Given passage ::

◇ ◇ ◇

I've been gone. A long time. It's cool. Tons have happened. Between my last post and now I've been through, 3 breakups (with the same person), 1 move, 1 travel abroad, 3 great job opportunities, alot of confusion, a sprained ankle, a very peculiar birthday diner, bad holidays and the purchase of a 198$ elliptical that I built myself (with the help of Cody but I was supervising and figured out the problems each time there was something wrong. So really I built it.)
I'll be brief on everything, maybe I'll skip parts too. I don't know why today I felt like writing again, but I've been longing to be creative again and refuse to force inspiration on myself. I guess writing is a good start.
The breakups have happened just the same as they have before. 1 man tormented by all that has happened to him earlier in his life refuses to trust anyone completely, including me. This refusal creates tons of issues seeing as I am a very trusting person and don't always understand people's hate for other people. The first breakup was so full of passion, I hated the moment but I fed off of it. I love a good cry an words that you remember for the rest of your life. 2 more have happened 1 before the holidays and the last, right smack in the middle of em. I had a shitty Christmas, but my family is lovely so I guess it wasn't all bad. The words were exchanged, so now I know. He's getting more used to saying them more often too. I've seen a great improvement in his trust for me. And his control on his demons that usually come out on those nights were life is a bit harsher on him and the ones we don't spend sleeping in the same bed. It scares me all the time, but his words are changing and instead of always saying it's him against the world, he now says it's him against the world but I'm here. A very good improvement I believe. It's mad how much I'm stupid dumb for him. I feel proud standing next to him, I want to own a house with him, I need to always have a quarter inch of skin touching his, I feel safe from his towering figure next to me and I've never wanted someone to be happy and get well so bad.

◇ ◇ ◇

Record set ::

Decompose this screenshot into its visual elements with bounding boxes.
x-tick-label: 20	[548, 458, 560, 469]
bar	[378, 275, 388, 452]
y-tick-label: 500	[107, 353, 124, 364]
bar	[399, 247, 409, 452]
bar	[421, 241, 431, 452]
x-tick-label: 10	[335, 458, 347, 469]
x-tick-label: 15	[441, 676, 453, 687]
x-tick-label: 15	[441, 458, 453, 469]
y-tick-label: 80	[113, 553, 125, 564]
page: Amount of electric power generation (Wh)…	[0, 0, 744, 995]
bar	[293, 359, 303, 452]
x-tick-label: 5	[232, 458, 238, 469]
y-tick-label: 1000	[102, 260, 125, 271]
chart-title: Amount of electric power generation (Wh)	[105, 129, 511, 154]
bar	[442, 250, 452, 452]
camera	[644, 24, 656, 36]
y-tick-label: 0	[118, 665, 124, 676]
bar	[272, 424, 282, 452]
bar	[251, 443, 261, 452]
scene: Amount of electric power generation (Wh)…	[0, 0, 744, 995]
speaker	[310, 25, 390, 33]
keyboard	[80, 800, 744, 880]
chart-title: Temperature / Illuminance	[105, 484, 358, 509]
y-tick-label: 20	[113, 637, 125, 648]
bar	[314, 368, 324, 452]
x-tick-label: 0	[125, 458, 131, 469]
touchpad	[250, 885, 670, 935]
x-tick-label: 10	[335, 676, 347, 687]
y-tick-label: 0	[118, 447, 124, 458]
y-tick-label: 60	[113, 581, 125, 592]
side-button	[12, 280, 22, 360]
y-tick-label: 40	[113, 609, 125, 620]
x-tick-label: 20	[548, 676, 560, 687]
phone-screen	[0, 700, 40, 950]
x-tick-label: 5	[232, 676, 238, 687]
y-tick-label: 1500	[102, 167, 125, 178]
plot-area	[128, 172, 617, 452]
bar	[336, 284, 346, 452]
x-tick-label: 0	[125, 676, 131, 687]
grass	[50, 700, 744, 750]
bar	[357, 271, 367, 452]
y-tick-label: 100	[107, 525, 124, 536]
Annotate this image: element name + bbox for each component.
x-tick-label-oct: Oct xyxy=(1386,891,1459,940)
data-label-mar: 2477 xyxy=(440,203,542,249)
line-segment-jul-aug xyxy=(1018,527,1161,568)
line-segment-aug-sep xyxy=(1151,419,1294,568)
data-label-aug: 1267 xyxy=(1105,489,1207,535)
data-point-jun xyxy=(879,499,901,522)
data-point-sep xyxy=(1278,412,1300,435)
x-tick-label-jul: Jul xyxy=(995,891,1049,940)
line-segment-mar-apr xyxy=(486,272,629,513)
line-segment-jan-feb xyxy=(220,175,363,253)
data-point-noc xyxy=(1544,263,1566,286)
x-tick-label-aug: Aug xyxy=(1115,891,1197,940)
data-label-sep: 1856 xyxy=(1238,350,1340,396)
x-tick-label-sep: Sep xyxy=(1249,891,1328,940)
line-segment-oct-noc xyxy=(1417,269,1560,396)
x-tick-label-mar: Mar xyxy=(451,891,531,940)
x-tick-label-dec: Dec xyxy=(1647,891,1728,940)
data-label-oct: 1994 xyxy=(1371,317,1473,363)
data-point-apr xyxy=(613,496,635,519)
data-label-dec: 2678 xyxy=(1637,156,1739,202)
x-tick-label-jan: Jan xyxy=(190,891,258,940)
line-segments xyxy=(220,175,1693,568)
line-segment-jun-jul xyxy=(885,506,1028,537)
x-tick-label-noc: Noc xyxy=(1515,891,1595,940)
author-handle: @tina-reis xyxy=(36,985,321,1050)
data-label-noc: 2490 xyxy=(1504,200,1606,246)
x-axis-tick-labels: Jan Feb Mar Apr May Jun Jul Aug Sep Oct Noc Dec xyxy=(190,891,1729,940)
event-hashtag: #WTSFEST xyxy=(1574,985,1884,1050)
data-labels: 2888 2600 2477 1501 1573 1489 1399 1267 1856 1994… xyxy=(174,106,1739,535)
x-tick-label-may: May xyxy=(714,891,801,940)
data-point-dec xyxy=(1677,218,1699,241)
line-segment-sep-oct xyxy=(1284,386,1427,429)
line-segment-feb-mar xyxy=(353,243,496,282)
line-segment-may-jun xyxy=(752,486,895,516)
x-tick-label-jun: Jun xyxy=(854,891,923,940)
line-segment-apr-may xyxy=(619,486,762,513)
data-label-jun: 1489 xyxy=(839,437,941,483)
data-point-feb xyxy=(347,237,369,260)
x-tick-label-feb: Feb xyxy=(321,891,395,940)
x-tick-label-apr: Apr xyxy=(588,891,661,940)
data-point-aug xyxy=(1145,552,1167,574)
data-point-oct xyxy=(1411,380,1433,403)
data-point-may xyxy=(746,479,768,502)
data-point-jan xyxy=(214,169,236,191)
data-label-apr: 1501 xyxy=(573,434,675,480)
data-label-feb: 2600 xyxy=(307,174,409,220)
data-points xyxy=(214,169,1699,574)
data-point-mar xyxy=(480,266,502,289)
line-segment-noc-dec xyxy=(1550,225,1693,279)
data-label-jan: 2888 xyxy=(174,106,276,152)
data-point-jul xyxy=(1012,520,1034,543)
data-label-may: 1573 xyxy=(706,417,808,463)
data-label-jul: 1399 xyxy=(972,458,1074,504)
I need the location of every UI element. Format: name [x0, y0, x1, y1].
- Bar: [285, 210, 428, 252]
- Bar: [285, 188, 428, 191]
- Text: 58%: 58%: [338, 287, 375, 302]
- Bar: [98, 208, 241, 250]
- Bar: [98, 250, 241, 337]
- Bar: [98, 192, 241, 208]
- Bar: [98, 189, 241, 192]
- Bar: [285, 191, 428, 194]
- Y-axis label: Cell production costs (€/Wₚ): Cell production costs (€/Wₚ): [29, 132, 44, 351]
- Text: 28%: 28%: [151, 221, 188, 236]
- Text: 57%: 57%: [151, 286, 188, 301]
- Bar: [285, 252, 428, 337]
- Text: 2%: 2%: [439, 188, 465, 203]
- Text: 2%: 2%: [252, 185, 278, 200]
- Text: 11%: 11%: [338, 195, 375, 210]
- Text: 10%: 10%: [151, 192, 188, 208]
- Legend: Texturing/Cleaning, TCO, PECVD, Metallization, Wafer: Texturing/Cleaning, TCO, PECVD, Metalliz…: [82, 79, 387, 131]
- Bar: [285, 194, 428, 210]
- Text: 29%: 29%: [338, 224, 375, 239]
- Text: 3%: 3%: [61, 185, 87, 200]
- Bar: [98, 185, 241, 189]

◇ ◇ ◇

What this task involves :: Pick up the blog post about coming back after a long break and carry it on from its last sentence.

Expected output ::
I've been going on a Natalie Portman marathon every since I saw Black Swan, although I'm really not sure where I stand on the greatness of this movie. I thought the artistic vision was beautiful and Natalie Portman can sure play a wonderfully annoying, low self esteem adult-child but alot of it seemed overdone or just plain tacky. But whatever. I finally saw Closer last night. And this one too.. I'm not sure if I enjoyed it or not. It's usually what I'm into but maybe being in this relationship, I've become somewhat suspicious of everyone and it left me feeling unsure of almost everything. What was worst is that by the end of the movie, I realized I was Alice - Or really Jane Jones. it disarmed me how much we are alike. I don't know how many times I've lied, used a different name, or just haven't told everything I knew. I have cheated and loved in the fault, I've wanted to start over, I always want to leave but in all this, I know exactly who I am. It's just I don't want anyone to know EVERYTHING about me. I had a midnight talk with an amazing girl, one of my good friends this winter. I told her alot of things I haven't told anyone, but still, she doesn't know everything. No one does. I'm so scared of being controlled. As soon as I feel stuck in a dead end or that I'm relying on someone other than me, I leave. I've done it many times. I think that's why I never tell anyone everything. But I've been pretty good on this blog. No you don't know everything, but you sure know a great deal of what has happened to me since last May at least. What came before... well that's not for the light-hearted..! Just kidding. But not really. Oh! On a different note, has anyone seen Crash? It's in my top 5 movies now. I was amazed by it.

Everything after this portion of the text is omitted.